# start of Listed records
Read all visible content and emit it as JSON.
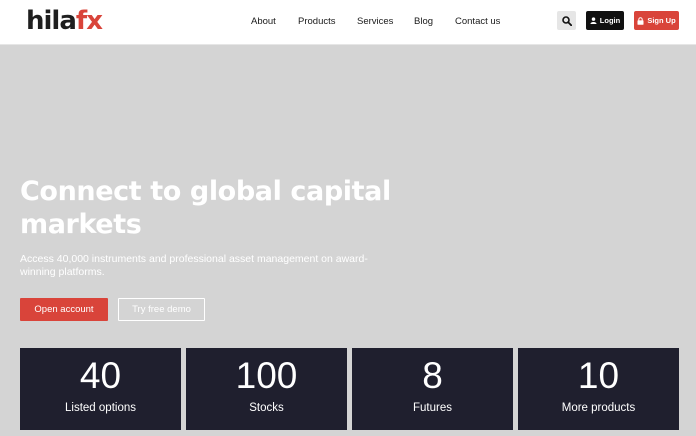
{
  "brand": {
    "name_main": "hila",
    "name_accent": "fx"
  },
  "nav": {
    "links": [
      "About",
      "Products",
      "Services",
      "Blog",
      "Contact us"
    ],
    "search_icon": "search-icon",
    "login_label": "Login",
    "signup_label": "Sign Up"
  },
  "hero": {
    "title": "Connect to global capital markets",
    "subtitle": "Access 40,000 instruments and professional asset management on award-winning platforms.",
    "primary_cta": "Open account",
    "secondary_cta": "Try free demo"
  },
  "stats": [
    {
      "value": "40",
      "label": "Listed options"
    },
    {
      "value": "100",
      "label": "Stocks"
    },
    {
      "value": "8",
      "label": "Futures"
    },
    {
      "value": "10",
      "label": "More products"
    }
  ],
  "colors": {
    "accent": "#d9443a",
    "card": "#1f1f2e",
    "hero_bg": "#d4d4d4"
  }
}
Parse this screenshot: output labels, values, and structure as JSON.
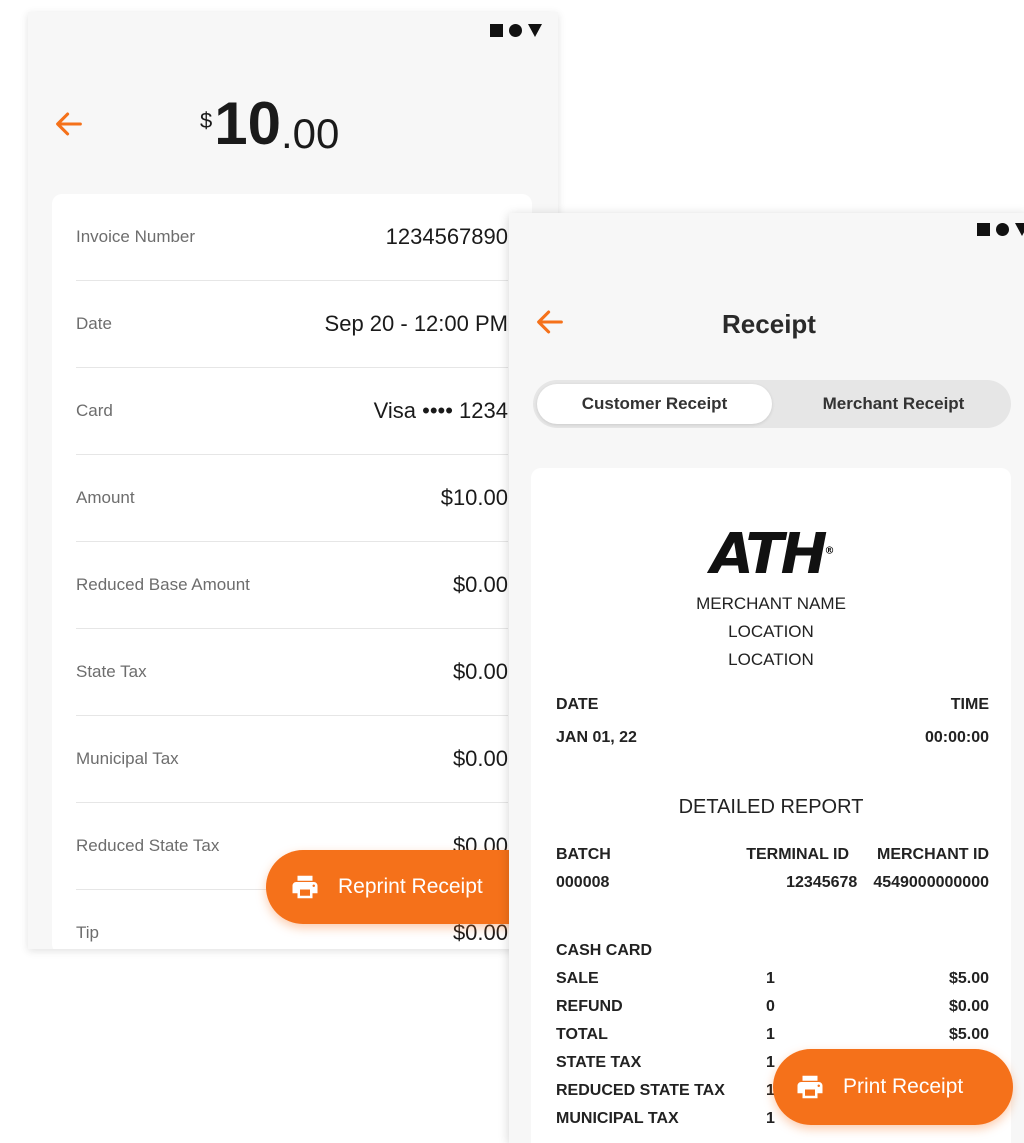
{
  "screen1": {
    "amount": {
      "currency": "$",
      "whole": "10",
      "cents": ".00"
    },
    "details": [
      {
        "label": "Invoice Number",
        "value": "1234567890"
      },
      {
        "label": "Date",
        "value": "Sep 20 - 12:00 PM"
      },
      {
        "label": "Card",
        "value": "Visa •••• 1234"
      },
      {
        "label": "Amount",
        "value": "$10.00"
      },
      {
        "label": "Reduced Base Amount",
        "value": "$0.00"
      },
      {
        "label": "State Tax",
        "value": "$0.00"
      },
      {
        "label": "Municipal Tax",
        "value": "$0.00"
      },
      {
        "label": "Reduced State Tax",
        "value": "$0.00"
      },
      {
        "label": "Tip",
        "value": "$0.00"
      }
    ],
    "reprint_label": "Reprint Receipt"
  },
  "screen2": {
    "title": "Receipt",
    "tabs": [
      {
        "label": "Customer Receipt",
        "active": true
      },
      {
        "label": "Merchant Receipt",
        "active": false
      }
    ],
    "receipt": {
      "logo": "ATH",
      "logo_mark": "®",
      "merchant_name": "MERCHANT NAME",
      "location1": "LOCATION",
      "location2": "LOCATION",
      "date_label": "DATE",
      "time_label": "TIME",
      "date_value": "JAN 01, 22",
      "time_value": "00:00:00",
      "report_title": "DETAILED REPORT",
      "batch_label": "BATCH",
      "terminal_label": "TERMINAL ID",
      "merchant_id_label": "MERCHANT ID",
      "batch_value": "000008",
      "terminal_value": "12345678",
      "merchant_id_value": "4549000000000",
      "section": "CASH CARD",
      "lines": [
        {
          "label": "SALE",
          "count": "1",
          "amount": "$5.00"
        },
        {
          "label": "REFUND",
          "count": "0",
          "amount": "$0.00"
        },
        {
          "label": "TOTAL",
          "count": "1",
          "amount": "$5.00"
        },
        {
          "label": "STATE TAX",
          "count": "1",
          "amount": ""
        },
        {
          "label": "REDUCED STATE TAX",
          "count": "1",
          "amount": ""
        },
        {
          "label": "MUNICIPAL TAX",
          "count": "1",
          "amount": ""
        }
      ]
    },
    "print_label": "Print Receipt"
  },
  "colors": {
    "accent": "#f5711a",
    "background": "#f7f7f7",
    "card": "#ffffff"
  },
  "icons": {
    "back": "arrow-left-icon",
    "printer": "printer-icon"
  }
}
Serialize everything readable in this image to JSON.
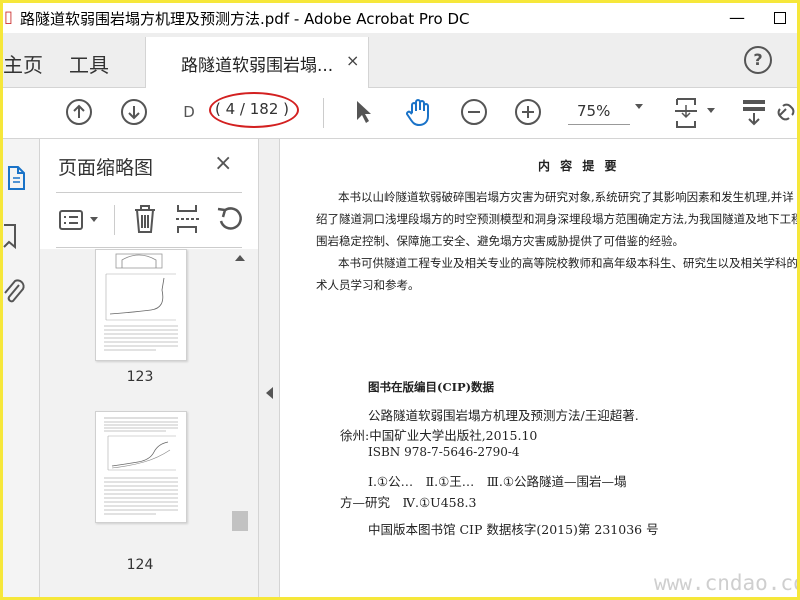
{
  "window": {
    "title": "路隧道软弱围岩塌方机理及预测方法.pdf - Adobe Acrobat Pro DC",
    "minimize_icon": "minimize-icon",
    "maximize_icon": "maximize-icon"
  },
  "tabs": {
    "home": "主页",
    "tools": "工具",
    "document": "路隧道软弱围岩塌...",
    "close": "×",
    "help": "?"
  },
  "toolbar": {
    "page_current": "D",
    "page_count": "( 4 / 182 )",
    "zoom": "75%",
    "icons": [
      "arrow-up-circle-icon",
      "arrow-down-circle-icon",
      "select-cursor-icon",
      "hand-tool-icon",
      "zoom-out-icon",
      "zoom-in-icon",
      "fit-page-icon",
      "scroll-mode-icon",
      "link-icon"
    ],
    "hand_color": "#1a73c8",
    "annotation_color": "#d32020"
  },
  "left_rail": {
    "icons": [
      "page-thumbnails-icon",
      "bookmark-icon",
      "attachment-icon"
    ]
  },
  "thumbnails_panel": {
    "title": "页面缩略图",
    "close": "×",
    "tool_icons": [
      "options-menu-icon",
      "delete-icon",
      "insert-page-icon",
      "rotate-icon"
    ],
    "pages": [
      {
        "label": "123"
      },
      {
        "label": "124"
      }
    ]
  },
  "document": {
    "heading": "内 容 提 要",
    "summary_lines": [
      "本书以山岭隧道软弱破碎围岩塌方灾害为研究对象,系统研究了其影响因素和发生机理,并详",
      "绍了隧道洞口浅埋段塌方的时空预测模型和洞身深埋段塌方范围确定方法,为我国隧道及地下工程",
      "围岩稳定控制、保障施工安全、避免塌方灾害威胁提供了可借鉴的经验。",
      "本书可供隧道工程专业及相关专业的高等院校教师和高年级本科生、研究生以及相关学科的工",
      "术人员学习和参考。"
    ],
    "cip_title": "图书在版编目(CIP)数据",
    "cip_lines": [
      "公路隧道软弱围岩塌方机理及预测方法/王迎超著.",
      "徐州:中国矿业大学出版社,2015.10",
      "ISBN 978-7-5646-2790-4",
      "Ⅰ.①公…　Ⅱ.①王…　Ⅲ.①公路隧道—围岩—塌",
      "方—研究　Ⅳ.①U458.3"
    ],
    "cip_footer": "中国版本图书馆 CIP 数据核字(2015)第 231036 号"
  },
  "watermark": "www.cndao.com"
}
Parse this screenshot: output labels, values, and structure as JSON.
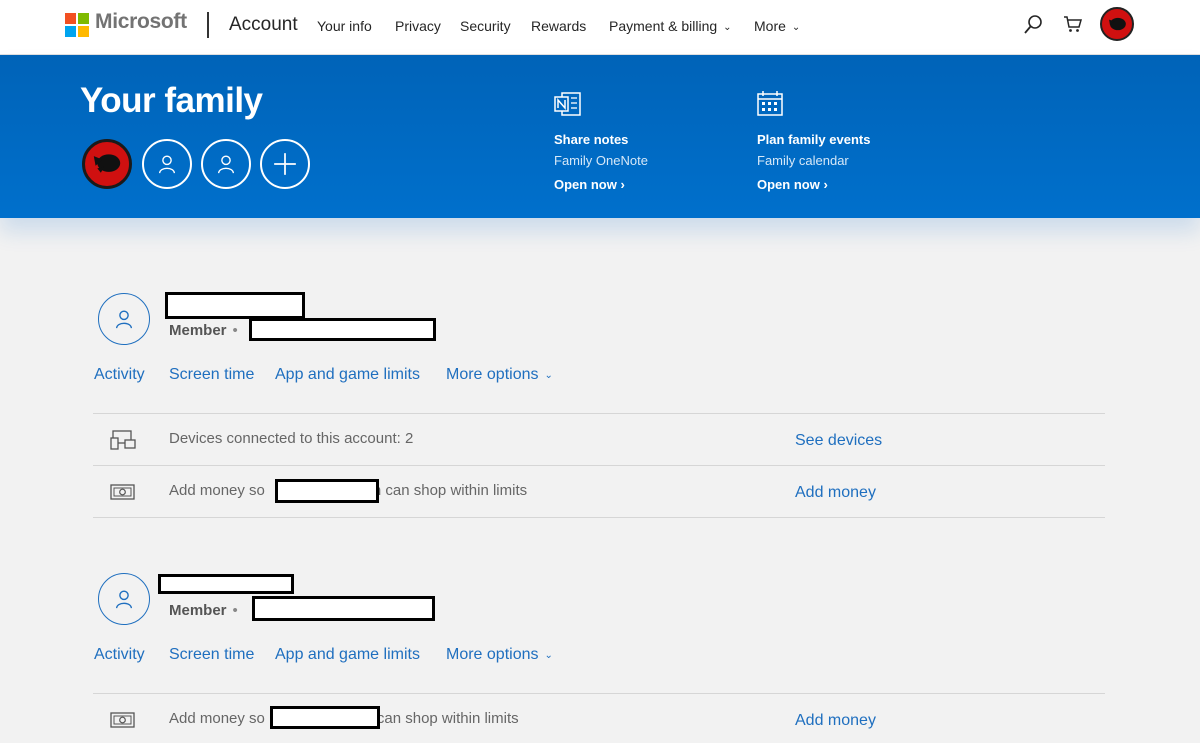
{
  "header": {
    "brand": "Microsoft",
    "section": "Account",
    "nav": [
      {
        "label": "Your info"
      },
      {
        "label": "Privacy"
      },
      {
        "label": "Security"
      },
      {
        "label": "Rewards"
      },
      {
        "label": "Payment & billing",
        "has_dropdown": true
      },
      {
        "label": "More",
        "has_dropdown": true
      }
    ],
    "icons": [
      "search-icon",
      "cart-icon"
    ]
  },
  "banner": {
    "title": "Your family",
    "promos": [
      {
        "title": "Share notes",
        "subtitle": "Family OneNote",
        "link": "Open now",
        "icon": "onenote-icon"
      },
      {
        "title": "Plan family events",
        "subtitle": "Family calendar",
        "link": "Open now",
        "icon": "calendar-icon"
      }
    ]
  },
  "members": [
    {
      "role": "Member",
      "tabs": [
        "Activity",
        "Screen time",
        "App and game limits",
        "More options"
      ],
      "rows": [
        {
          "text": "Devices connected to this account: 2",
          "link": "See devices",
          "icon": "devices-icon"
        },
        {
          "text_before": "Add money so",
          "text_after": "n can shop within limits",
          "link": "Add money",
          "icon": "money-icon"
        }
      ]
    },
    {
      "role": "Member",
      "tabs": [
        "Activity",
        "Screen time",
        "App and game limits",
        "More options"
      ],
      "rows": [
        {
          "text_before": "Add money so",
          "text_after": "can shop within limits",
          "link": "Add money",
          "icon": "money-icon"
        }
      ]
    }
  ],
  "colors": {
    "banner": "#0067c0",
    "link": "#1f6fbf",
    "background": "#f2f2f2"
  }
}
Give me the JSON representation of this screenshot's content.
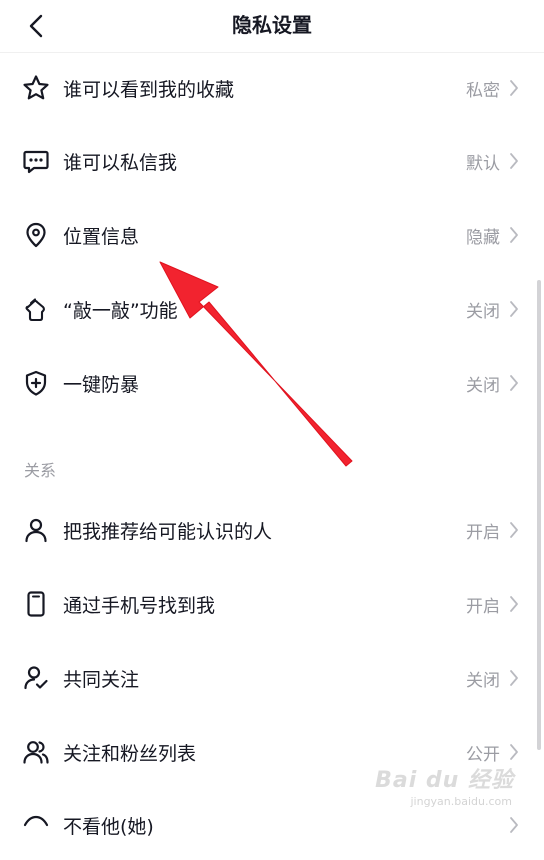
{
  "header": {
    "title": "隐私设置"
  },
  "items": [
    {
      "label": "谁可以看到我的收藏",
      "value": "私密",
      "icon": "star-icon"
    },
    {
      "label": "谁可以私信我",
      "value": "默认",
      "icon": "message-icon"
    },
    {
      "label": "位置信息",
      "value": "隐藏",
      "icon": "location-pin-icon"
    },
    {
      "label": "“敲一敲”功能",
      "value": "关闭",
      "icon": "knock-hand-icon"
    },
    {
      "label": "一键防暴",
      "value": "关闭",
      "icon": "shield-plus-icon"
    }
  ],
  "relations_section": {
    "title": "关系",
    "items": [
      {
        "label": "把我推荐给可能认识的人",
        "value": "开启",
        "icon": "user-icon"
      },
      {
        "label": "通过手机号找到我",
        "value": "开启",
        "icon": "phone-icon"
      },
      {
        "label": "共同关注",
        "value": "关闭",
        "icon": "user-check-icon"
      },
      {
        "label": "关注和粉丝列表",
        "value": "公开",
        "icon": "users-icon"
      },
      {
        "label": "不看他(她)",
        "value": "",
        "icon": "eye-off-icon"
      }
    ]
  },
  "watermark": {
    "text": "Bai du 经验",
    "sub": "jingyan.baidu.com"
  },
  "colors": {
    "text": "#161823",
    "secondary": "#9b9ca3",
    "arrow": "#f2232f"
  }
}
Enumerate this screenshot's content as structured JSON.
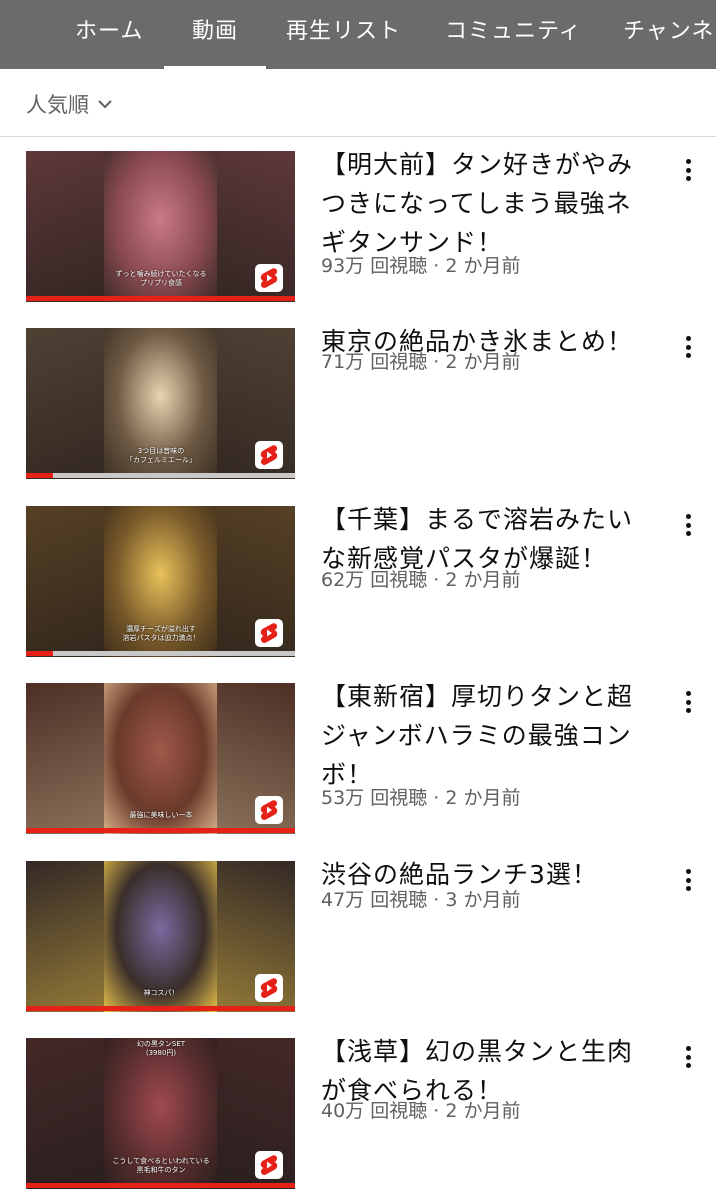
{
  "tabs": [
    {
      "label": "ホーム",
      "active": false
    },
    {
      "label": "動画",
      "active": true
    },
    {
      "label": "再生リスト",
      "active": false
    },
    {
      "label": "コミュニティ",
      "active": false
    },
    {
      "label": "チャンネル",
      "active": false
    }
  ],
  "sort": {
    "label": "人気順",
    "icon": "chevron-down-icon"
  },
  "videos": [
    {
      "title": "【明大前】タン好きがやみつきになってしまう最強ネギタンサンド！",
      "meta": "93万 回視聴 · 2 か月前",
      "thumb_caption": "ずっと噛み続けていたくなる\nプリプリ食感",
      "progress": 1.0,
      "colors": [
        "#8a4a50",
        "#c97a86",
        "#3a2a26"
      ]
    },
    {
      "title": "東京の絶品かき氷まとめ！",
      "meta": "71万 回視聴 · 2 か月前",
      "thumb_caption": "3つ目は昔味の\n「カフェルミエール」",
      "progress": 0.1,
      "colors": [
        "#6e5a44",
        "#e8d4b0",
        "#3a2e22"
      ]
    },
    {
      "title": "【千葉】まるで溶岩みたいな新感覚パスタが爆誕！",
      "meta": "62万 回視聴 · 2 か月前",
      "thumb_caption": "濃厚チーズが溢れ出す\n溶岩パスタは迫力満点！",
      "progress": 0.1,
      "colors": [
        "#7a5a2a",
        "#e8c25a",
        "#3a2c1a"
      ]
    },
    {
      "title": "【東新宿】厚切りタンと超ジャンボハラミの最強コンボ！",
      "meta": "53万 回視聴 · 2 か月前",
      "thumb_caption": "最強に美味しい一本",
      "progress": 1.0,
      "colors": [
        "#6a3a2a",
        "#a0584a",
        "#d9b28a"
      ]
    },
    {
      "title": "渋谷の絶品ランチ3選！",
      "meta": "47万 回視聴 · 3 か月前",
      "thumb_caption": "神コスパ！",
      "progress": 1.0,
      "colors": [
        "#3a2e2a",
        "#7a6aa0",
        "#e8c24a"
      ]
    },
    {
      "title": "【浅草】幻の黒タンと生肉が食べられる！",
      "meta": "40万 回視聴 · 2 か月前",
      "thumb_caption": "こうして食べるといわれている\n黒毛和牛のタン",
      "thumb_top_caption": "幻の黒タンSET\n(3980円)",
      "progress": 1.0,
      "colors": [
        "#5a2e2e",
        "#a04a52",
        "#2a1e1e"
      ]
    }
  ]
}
# end of Listed records
**Directive**
Scan the data above; copy every line where "search" appears.

**Result below**
    "search_icon": "search-icon",
      "search-icon",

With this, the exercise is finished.